## Given problem
The listing below should be copied in full, word for word.

** begin **

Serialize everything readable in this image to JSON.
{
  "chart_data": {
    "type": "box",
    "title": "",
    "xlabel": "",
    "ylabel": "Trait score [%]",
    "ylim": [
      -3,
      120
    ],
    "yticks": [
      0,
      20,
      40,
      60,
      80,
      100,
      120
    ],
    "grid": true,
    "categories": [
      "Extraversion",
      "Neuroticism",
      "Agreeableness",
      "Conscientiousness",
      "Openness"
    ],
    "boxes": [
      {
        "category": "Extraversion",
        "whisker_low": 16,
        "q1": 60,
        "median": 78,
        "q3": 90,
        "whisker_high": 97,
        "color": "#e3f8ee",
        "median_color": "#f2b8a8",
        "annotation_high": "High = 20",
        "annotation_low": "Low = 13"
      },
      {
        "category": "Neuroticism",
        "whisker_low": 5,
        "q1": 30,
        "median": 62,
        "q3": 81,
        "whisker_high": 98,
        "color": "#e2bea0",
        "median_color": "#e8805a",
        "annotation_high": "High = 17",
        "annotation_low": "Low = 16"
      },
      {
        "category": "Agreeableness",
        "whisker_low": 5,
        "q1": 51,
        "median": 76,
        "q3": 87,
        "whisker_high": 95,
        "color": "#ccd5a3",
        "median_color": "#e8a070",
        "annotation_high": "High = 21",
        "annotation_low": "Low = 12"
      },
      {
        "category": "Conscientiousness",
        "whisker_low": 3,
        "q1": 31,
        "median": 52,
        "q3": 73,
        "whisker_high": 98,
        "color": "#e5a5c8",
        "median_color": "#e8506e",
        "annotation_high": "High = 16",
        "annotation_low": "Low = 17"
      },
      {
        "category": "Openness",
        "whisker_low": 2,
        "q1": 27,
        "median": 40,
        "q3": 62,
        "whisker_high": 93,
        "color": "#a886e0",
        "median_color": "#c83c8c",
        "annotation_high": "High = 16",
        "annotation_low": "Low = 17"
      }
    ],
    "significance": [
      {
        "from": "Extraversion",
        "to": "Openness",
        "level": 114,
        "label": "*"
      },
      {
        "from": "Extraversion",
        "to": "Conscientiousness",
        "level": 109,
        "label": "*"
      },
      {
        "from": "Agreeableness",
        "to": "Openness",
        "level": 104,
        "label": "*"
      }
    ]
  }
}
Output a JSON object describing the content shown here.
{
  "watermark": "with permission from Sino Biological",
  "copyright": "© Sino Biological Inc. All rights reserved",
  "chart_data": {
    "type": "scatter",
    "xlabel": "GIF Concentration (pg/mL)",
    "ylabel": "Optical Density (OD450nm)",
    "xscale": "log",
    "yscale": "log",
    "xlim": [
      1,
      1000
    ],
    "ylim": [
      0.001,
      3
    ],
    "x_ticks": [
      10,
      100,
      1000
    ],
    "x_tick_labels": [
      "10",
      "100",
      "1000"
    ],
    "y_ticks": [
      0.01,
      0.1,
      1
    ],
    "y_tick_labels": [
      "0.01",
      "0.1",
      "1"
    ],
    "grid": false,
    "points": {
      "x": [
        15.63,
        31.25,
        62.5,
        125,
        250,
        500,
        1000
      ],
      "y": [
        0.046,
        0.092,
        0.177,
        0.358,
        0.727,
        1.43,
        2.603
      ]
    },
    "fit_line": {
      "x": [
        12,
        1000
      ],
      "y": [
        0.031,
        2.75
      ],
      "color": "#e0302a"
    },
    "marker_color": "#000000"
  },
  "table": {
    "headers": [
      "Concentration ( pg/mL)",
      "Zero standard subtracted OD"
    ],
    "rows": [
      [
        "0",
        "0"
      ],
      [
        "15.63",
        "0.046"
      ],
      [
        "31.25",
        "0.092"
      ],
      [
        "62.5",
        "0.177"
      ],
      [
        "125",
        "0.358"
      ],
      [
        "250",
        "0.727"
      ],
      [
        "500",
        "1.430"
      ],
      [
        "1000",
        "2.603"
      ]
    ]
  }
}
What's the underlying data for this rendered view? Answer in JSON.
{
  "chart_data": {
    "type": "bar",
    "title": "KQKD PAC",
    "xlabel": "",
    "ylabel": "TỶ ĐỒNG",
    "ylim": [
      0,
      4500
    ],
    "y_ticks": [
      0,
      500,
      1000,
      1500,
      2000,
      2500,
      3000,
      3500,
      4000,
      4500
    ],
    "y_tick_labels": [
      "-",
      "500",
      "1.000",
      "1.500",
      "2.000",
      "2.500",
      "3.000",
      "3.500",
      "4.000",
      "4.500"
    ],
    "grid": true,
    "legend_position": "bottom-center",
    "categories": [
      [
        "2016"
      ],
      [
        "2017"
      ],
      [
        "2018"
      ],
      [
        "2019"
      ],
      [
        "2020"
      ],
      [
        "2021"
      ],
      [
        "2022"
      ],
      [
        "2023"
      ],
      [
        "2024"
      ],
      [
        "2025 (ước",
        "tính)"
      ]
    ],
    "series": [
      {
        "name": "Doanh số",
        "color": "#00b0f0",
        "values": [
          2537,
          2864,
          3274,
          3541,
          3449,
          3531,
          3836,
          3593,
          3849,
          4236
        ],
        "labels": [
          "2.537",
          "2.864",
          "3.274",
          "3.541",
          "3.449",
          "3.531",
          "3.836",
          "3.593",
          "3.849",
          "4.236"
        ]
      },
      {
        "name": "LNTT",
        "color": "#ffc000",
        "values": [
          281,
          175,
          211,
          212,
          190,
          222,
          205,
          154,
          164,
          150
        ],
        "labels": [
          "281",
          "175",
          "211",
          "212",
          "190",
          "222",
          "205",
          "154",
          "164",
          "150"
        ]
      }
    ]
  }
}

** end **

## Full answer
Serialize everything readable in this image to JSON.
{
  "chart_data": {
    "type": "box",
    "title": "",
    "xlabel": "",
    "ylabel": "Trait score [%]",
    "ylim": [
      -3,
      120
    ],
    "yticks": [
      0,
      20,
      40,
      60,
      80,
      100,
      120
    ],
    "grid": true,
    "categories": [
      "Extraversion",
      "Neuroticism",
      "Agreeableness",
      "Conscientiousness",
      "Openness"
    ],
    "boxes": [
      {
        "category": "Extraversion",
        "whisker_low": 16,
        "q1": 60,
        "median": 78,
        "q3": 90,
        "whisker_high": 97,
        "color": "#e3f8ee",
        "median_color": "#f2b8a8",
        "annotation_high": "High = 20",
        "annotation_low": "Low = 13"
      },
      {
        "category": "Neuroticism",
        "whisker_low": 5,
        "q1": 30,
        "median": 62,
        "q3": 81,
        "whisker_high": 98,
        "color": "#e2bea0",
        "median_color": "#e8805a",
        "annotation_high": "High = 17",
        "annotation_low": "Low = 16"
      },
      {
        "category": "Agreeableness",
        "whisker_low": 5,
        "q1": 51,
        "median": 76,
        "q3": 87,
        "whisker_high": 95,
        "color": "#ccd5a3",
        "median_color": "#e8a070",
        "annotation_high": "High = 21",
        "annotation_low": "Low = 12"
      },
      {
        "category": "Conscientiousness",
        "whisker_low": 3,
        "q1": 31,
        "median": 52,
        "q3": 73,
        "whisker_high": 98,
        "color": "#e5a5c8",
        "median_color": "#e8506e",
        "annotation_high": "High = 16",
        "annotation_low": "Low = 17"
      },
      {
        "category": "Openness",
        "whisker_low": 2,
        "q1": 27,
        "median": 40,
        "q3": 62,
        "whisker_high": 93,
        "color": "#a886e0",
        "median_color": "#c83c8c",
        "annotation_high": "High = 16",
        "annotation_low": "Low = 17"
      }
    ],
    "significance": [
      {
        "from": "Extraversion",
        "to": "Openness",
        "level": 114,
        "label": "*"
      },
      {
        "from": "Extraversion",
        "to": "Conscientiousness",
        "level": 109,
        "label": "*"
      },
      {
        "from": "Agreeableness",
        "to": "Openness",
        "level": 104,
        "label": "*"
      }
    ]
  }
}
Output a JSON object describing the content shown here.
{
  "watermark": "with permission from Sino Biological",
  "copyright": "© Sino Biological Inc. All rights reserved",
  "chart_data": {
    "type": "scatter",
    "xlabel": "GIF Concentration (pg/mL)",
    "ylabel": "Optical Density (OD450nm)",
    "xscale": "log",
    "yscale": "log",
    "xlim": [
      1,
      1000
    ],
    "ylim": [
      0.001,
      3
    ],
    "x_ticks": [
      10,
      100,
      1000
    ],
    "x_tick_labels": [
      "10",
      "100",
      "1000"
    ],
    "y_ticks": [
      0.01,
      0.1,
      1
    ],
    "y_tick_labels": [
      "0.01",
      "0.1",
      "1"
    ],
    "grid": false,
    "points": {
      "x": [
        15.63,
        31.25,
        62.5,
        125,
        250,
        500,
        1000
      ],
      "y": [
        0.046,
        0.092,
        0.177,
        0.358,
        0.727,
        1.43,
        2.603
      ]
    },
    "fit_line": {
      "x": [
        12,
        1000
      ],
      "y": [
        0.031,
        2.75
      ],
      "color": "#e0302a"
    },
    "marker_color": "#000000"
  },
  "table": {
    "headers": [
      "Concentration ( pg/mL)",
      "Zero standard subtracted OD"
    ],
    "rows": [
      [
        "0",
        "0"
      ],
      [
        "15.63",
        "0.046"
      ],
      [
        "31.25",
        "0.092"
      ],
      [
        "62.5",
        "0.177"
      ],
      [
        "125",
        "0.358"
      ],
      [
        "250",
        "0.727"
      ],
      [
        "500",
        "1.430"
      ],
      [
        "1000",
        "2.603"
      ]
    ]
  }
}
What's the underlying data for this rendered view? Answer in JSON.
{
  "chart_data": {
    "type": "bar",
    "title": "KQKD PAC",
    "xlabel": "",
    "ylabel": "TỶ ĐỒNG",
    "ylim": [
      0,
      4500
    ],
    "y_ticks": [
      0,
      500,
      1000,
      1500,
      2000,
      2500,
      3000,
      3500,
      4000,
      4500
    ],
    "y_tick_labels": [
      "-",
      "500",
      "1.000",
      "1.500",
      "2.000",
      "2.500",
      "3.000",
      "3.500",
      "4.000",
      "4.500"
    ],
    "grid": true,
    "legend_position": "bottom-center",
    "categories": [
      [
        "2016"
      ],
      [
        "2017"
      ],
      [
        "2018"
      ],
      [
        "2019"
      ],
      [
        "2020"
      ],
      [
        "2021"
      ],
      [
        "2022"
      ],
      [
        "2023"
      ],
      [
        "2024"
      ],
      [
        "2025 (ước",
        "tính)"
      ]
    ],
    "series": [
      {
        "name": "Doanh số",
        "color": "#00b0f0",
        "values": [
          2537,
          2864,
          3274,
          3541,
          3449,
          3531,
          3836,
          3593,
          3849,
          4236
        ],
        "labels": [
          "2.537",
          "2.864",
          "3.274",
          "3.541",
          "3.449",
          "3.531",
          "3.836",
          "3.593",
          "3.849",
          "4.236"
        ]
      },
      {
        "name": "LNTT",
        "color": "#ffc000",
        "values": [
          281,
          175,
          211,
          212,
          190,
          222,
          205,
          154,
          164,
          150
        ],
        "labels": [
          "281",
          "175",
          "211",
          "212",
          "190",
          "222",
          "205",
          "154",
          "164",
          "150"
        ]
      }
    ]
  }
}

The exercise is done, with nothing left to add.